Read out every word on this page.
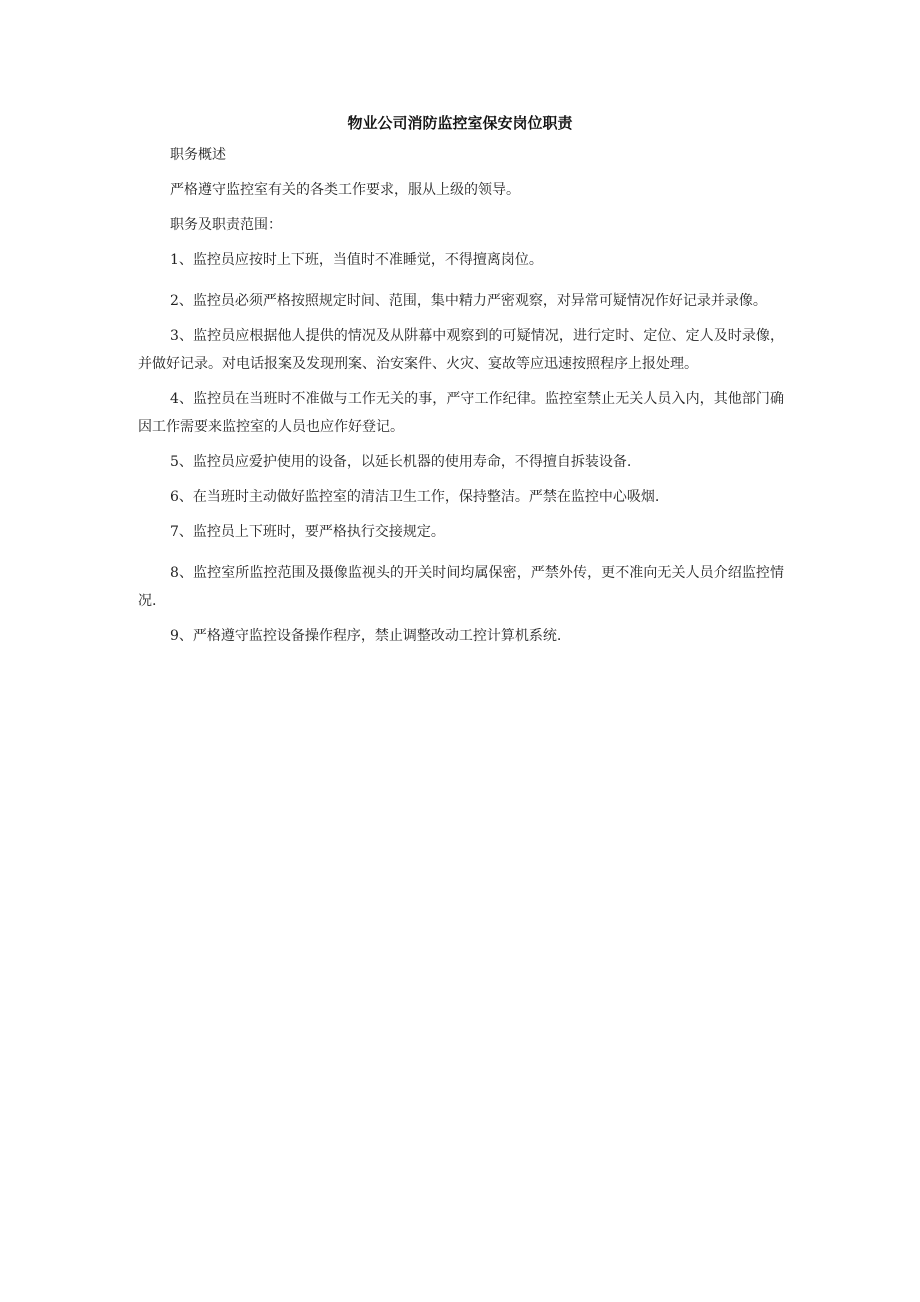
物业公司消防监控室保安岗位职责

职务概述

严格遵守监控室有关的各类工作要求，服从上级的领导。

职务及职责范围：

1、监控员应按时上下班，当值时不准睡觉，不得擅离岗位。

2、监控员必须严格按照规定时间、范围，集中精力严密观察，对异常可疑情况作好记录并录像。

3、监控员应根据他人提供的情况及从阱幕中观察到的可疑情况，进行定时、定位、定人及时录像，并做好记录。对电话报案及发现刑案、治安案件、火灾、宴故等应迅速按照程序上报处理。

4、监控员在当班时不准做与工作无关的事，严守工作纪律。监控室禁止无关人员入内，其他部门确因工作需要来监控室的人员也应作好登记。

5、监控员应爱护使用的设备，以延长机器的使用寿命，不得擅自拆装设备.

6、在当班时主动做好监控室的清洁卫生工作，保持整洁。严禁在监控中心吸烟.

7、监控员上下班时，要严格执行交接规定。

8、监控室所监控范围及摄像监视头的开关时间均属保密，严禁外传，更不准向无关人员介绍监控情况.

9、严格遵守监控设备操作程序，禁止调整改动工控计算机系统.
|---|
* [Task prompt]
Return the records exactly. Don't carry the pictures over.

* [Response to this task]
Read out every word on this page.
物业公司消防监控室保安岗位职责

职务概述

严格遵守监控室有关的各类工作要求，服从上级的领导。

职务及职责范围：

1、监控员应按时上下班，当值时不准睡觉，不得擅离岗位。

2、监控员必须严格按照规定时间、范围，集中精力严密观察，对异常可疑情况作好记录并录像。

3、监控员应根据他人提供的情况及从阱幕中观察到的可疑情况，进行定时、定位、定人及时录像，并做好记录。对电话报案及发现刑案、治安案件、火灾、宴故等应迅速按照程序上报处理。

4、监控员在当班时不准做与工作无关的事，严守工作纪律。监控室禁止无关人员入内，其他部门确因工作需要来监控室的人员也应作好登记。

5、监控员应爱护使用的设备，以延长机器的使用寿命，不得擅自拆装设备.

6、在当班时主动做好监控室的清洁卫生工作，保持整洁。严禁在监控中心吸烟.

7、监控员上下班时，要严格执行交接规定。

8、监控室所监控范围及摄像监视头的开关时间均属保密，严禁外传，更不准向无关人员介绍监控情况.

9、严格遵守监控设备操作程序，禁止调整改动工控计算机系统.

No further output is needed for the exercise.